• STATED PROBLEM: Print all of the entries exactly, minus the pictures.

• MATERIALS PROVIDED:
══════════════════════════════
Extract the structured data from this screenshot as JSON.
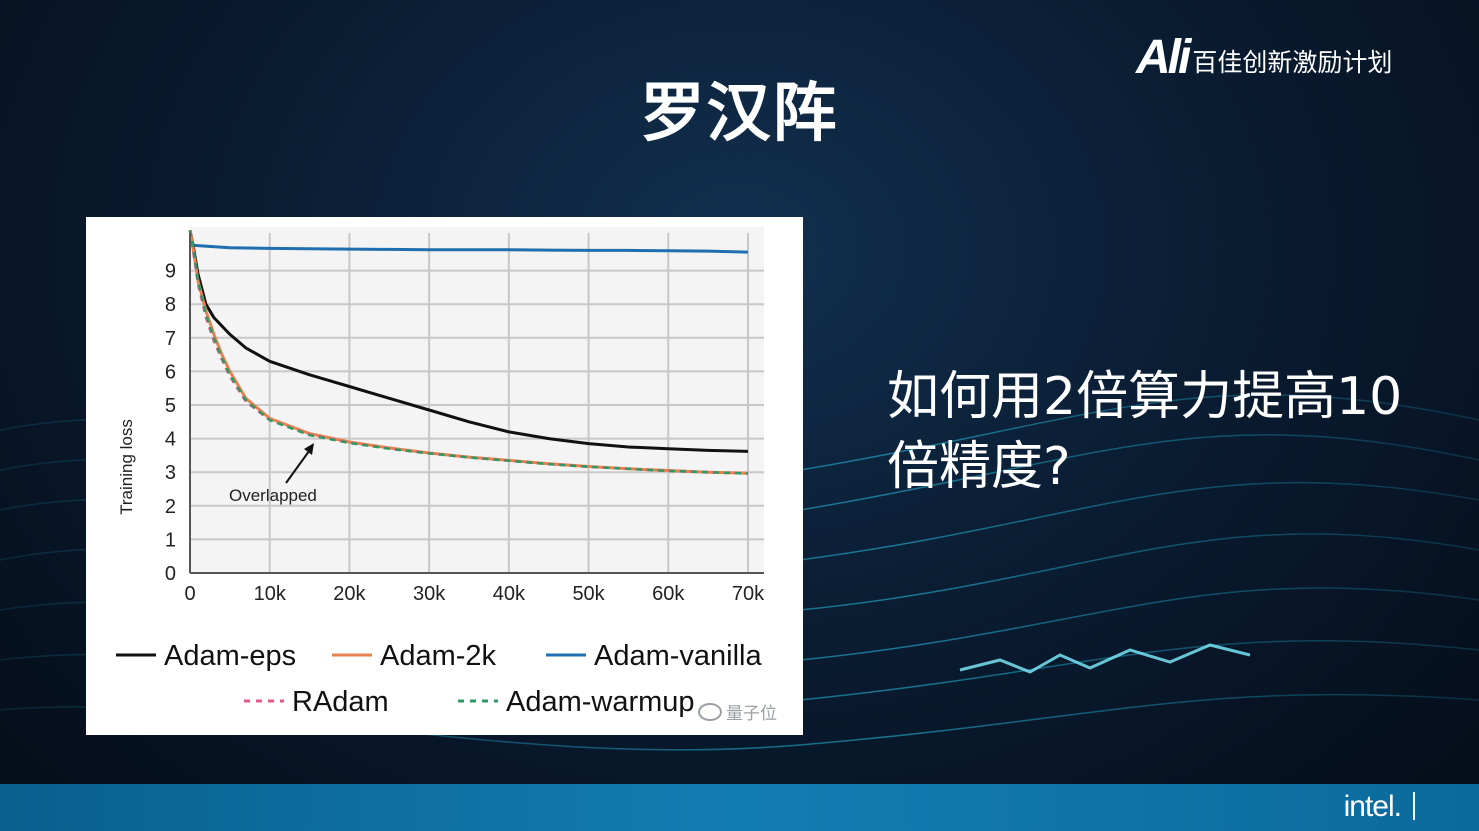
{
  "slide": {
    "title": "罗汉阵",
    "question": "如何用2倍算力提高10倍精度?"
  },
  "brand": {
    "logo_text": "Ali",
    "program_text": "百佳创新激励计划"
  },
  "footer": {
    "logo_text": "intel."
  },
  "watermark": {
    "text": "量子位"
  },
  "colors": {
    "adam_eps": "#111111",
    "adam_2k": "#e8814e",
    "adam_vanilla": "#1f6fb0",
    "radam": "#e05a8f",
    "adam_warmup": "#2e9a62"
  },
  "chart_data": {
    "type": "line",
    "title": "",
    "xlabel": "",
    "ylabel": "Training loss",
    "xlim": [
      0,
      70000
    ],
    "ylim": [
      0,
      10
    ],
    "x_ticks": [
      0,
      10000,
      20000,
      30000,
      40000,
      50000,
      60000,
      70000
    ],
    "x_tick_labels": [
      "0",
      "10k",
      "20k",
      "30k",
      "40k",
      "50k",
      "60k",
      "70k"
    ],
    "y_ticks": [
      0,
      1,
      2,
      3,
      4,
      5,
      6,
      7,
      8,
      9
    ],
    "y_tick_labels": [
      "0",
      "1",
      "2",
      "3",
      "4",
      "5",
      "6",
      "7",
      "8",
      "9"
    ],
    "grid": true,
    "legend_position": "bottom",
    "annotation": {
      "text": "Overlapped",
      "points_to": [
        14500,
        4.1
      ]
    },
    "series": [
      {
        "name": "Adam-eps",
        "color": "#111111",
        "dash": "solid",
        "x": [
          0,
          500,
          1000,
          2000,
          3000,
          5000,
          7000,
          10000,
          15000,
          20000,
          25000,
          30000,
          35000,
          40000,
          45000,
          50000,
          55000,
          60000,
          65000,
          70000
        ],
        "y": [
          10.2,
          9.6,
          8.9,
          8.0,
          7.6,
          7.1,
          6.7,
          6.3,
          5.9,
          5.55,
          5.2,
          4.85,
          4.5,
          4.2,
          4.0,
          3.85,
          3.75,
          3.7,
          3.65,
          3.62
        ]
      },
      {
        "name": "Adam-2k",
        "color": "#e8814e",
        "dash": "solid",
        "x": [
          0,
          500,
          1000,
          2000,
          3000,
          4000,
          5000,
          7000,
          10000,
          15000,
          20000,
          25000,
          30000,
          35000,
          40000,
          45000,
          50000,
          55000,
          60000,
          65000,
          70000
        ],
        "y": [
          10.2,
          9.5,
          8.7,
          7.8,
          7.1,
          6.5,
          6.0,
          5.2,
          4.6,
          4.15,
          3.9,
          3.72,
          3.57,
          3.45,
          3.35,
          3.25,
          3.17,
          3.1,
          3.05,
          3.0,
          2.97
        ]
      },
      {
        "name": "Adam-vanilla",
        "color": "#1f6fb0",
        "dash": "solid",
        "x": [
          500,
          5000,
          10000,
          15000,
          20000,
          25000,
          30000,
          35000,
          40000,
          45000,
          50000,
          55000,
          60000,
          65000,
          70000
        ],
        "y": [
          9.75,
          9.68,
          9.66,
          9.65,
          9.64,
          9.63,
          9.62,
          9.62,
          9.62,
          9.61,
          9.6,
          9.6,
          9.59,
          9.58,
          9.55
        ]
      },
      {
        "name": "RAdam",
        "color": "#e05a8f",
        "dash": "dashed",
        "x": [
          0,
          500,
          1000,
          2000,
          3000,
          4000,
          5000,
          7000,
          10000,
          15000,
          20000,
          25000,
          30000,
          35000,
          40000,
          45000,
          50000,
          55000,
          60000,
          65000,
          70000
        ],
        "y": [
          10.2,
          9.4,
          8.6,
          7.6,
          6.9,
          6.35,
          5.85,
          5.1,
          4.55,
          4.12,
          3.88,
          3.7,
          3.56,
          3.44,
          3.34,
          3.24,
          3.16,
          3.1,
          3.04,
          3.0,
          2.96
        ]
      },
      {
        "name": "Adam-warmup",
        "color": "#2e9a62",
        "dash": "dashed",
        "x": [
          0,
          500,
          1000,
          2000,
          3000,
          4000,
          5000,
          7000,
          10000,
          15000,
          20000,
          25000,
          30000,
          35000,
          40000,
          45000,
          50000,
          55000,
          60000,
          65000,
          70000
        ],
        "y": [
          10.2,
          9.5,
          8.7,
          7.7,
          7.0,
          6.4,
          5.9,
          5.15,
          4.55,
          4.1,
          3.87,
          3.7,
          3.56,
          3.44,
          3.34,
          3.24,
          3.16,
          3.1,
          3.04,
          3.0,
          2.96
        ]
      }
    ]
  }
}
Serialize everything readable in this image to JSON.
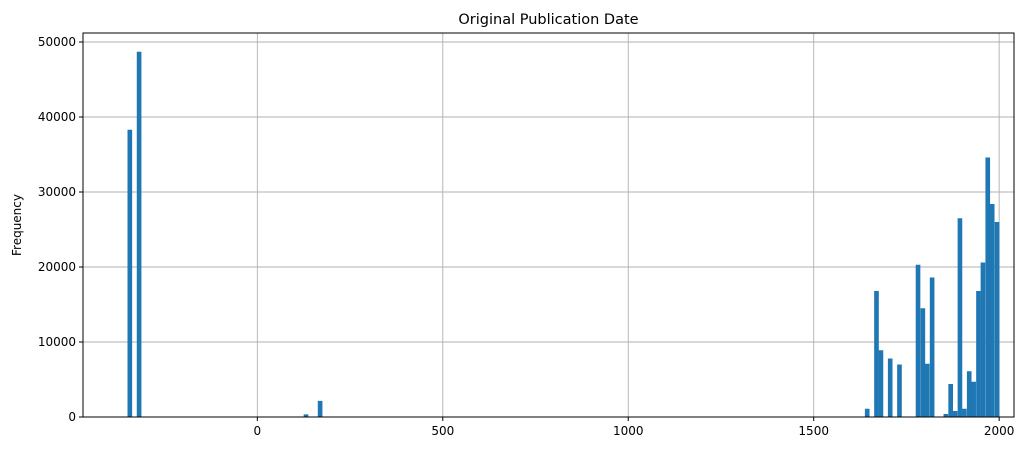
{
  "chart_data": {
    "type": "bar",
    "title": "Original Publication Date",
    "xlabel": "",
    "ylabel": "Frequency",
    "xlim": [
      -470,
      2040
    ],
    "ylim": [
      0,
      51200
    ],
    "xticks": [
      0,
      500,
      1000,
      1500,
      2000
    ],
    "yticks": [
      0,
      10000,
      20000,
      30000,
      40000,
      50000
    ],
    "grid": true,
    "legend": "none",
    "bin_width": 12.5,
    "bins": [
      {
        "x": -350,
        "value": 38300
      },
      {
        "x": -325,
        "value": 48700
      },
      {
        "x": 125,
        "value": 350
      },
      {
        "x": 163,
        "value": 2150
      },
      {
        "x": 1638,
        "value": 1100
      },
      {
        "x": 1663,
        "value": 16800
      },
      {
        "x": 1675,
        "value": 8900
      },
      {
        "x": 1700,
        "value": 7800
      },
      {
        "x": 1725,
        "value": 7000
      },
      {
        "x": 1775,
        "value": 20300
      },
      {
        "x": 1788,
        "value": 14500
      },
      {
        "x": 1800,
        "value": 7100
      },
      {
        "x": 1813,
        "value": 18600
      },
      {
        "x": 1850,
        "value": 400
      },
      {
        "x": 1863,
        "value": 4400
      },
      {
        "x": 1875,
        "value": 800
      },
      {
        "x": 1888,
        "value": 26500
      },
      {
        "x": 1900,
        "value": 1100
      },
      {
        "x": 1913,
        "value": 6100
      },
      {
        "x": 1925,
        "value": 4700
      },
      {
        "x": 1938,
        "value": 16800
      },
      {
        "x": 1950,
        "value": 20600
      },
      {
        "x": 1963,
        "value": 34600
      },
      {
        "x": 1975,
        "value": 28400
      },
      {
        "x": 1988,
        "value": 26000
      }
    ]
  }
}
══════════════════════════════
• FULL ANSWER:
Extract the structured data from this screenshot as JSON.
{
  "slide": {
    "title": "罗汉阵",
    "question": "如何用2倍算力提高10倍精度?"
  },
  "brand": {
    "logo_text": "Ali",
    "program_text": "百佳创新激励计划"
  },
  "footer": {
    "logo_text": "intel."
  },
  "watermark": {
    "text": "量子位"
  },
  "colors": {
    "adam_eps": "#111111",
    "adam_2k": "#e8814e",
    "adam_vanilla": "#1f6fb0",
    "radam": "#e05a8f",
    "adam_warmup": "#2e9a62"
  },
  "chart_data": {
    "type": "line",
    "title": "",
    "xlabel": "",
    "ylabel": "Training loss",
    "xlim": [
      0,
      70000
    ],
    "ylim": [
      0,
      10
    ],
    "x_ticks": [
      0,
      10000,
      20000,
      30000,
      40000,
      50000,
      60000,
      70000
    ],
    "x_tick_labels": [
      "0",
      "10k",
      "20k",
      "30k",
      "40k",
      "50k",
      "60k",
      "70k"
    ],
    "y_ticks": [
      0,
      1,
      2,
      3,
      4,
      5,
      6,
      7,
      8,
      9
    ],
    "y_tick_labels": [
      "0",
      "1",
      "2",
      "3",
      "4",
      "5",
      "6",
      "7",
      "8",
      "9"
    ],
    "grid": true,
    "legend_position": "bottom",
    "annotation": {
      "text": "Overlapped",
      "points_to": [
        14500,
        4.1
      ]
    },
    "series": [
      {
        "name": "Adam-eps",
        "color": "#111111",
        "dash": "solid",
        "x": [
          0,
          500,
          1000,
          2000,
          3000,
          5000,
          7000,
          10000,
          15000,
          20000,
          25000,
          30000,
          35000,
          40000,
          45000,
          50000,
          55000,
          60000,
          65000,
          70000
        ],
        "y": [
          10.2,
          9.6,
          8.9,
          8.0,
          7.6,
          7.1,
          6.7,
          6.3,
          5.9,
          5.55,
          5.2,
          4.85,
          4.5,
          4.2,
          4.0,
          3.85,
          3.75,
          3.7,
          3.65,
          3.62
        ]
      },
      {
        "name": "Adam-2k",
        "color": "#e8814e",
        "dash": "solid",
        "x": [
          0,
          500,
          1000,
          2000,
          3000,
          4000,
          5000,
          7000,
          10000,
          15000,
          20000,
          25000,
          30000,
          35000,
          40000,
          45000,
          50000,
          55000,
          60000,
          65000,
          70000
        ],
        "y": [
          10.2,
          9.5,
          8.7,
          7.8,
          7.1,
          6.5,
          6.0,
          5.2,
          4.6,
          4.15,
          3.9,
          3.72,
          3.57,
          3.45,
          3.35,
          3.25,
          3.17,
          3.1,
          3.05,
          3.0,
          2.97
        ]
      },
      {
        "name": "Adam-vanilla",
        "color": "#1f6fb0",
        "dash": "solid",
        "x": [
          500,
          5000,
          10000,
          15000,
          20000,
          25000,
          30000,
          35000,
          40000,
          45000,
          50000,
          55000,
          60000,
          65000,
          70000
        ],
        "y": [
          9.75,
          9.68,
          9.66,
          9.65,
          9.64,
          9.63,
          9.62,
          9.62,
          9.62,
          9.61,
          9.6,
          9.6,
          9.59,
          9.58,
          9.55
        ]
      },
      {
        "name": "RAdam",
        "color": "#e05a8f",
        "dash": "dashed",
        "x": [
          0,
          500,
          1000,
          2000,
          3000,
          4000,
          5000,
          7000,
          10000,
          15000,
          20000,
          25000,
          30000,
          35000,
          40000,
          45000,
          50000,
          55000,
          60000,
          65000,
          70000
        ],
        "y": [
          10.2,
          9.4,
          8.6,
          7.6,
          6.9,
          6.35,
          5.85,
          5.1,
          4.55,
          4.12,
          3.88,
          3.7,
          3.56,
          3.44,
          3.34,
          3.24,
          3.16,
          3.1,
          3.04,
          3.0,
          2.96
        ]
      },
      {
        "name": "Adam-warmup",
        "color": "#2e9a62",
        "dash": "dashed",
        "x": [
          0,
          500,
          1000,
          2000,
          3000,
          4000,
          5000,
          7000,
          10000,
          15000,
          20000,
          25000,
          30000,
          35000,
          40000,
          45000,
          50000,
          55000,
          60000,
          65000,
          70000
        ],
        "y": [
          10.2,
          9.5,
          8.7,
          7.7,
          7.0,
          6.4,
          5.9,
          5.15,
          4.55,
          4.1,
          3.87,
          3.7,
          3.56,
          3.44,
          3.34,
          3.24,
          3.16,
          3.1,
          3.04,
          3.0,
          2.96
        ]
      }
    ]
  }
}
Serialize everything readable in this image to JSON.
{
  "chart_data": {
    "type": "bar",
    "title": "Original Publication Date",
    "xlabel": "",
    "ylabel": "Frequency",
    "xlim": [
      -470,
      2040
    ],
    "ylim": [
      0,
      51200
    ],
    "xticks": [
      0,
      500,
      1000,
      1500,
      2000
    ],
    "yticks": [
      0,
      10000,
      20000,
      30000,
      40000,
      50000
    ],
    "grid": true,
    "legend": "none",
    "bin_width": 12.5,
    "bins": [
      {
        "x": -350,
        "value": 38300
      },
      {
        "x": -325,
        "value": 48700
      },
      {
        "x": 125,
        "value": 350
      },
      {
        "x": 163,
        "value": 2150
      },
      {
        "x": 1638,
        "value": 1100
      },
      {
        "x": 1663,
        "value": 16800
      },
      {
        "x": 1675,
        "value": 8900
      },
      {
        "x": 1700,
        "value": 7800
      },
      {
        "x": 1725,
        "value": 7000
      },
      {
        "x": 1775,
        "value": 20300
      },
      {
        "x": 1788,
        "value": 14500
      },
      {
        "x": 1800,
        "value": 7100
      },
      {
        "x": 1813,
        "value": 18600
      },
      {
        "x": 1850,
        "value": 400
      },
      {
        "x": 1863,
        "value": 4400
      },
      {
        "x": 1875,
        "value": 800
      },
      {
        "x": 1888,
        "value": 26500
      },
      {
        "x": 1900,
        "value": 1100
      },
      {
        "x": 1913,
        "value": 6100
      },
      {
        "x": 1925,
        "value": 4700
      },
      {
        "x": 1938,
        "value": 16800
      },
      {
        "x": 1950,
        "value": 20600
      },
      {
        "x": 1963,
        "value": 34600
      },
      {
        "x": 1975,
        "value": 28400
      },
      {
        "x": 1988,
        "value": 26000
      }
    ]
  }
}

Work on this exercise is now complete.